**Working data**
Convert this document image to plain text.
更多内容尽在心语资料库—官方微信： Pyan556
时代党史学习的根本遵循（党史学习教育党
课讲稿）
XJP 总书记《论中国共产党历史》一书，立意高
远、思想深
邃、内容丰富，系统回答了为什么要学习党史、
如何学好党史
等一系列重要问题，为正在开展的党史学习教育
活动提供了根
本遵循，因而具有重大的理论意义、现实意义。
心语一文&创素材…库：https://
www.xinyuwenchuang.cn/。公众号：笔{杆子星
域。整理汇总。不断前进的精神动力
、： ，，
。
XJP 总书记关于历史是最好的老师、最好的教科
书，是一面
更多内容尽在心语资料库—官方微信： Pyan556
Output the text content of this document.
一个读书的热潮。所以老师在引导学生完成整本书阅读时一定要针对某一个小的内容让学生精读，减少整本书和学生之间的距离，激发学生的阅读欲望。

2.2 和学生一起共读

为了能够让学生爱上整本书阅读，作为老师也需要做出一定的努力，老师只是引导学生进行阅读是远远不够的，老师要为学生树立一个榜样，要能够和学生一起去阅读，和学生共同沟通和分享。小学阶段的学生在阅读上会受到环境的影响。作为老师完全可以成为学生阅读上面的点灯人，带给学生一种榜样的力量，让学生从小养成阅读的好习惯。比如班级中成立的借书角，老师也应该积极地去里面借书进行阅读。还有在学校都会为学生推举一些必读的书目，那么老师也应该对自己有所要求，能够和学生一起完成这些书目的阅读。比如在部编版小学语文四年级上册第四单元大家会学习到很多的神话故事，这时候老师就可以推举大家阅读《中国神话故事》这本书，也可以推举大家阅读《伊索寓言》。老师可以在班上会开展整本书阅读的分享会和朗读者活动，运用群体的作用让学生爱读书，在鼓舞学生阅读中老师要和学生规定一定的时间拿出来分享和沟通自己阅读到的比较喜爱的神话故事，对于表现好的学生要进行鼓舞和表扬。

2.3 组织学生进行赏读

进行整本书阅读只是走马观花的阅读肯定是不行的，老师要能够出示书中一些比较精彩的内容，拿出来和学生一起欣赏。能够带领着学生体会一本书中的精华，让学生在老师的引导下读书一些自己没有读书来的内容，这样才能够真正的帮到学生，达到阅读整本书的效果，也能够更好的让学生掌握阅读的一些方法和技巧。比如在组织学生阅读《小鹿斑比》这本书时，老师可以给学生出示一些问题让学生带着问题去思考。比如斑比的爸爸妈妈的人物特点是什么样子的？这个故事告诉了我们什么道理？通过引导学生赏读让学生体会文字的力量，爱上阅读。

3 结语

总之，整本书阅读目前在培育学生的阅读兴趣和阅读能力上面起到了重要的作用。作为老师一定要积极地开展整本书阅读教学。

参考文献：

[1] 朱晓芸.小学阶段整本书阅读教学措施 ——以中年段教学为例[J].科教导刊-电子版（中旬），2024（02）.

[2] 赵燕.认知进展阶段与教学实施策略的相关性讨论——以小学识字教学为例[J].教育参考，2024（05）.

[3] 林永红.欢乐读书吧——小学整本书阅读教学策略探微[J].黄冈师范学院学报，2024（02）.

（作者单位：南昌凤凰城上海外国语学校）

**What you are asked to do**
Tell how many lines in the records above contain "text", giving the number and no other words.

**Right answer**
2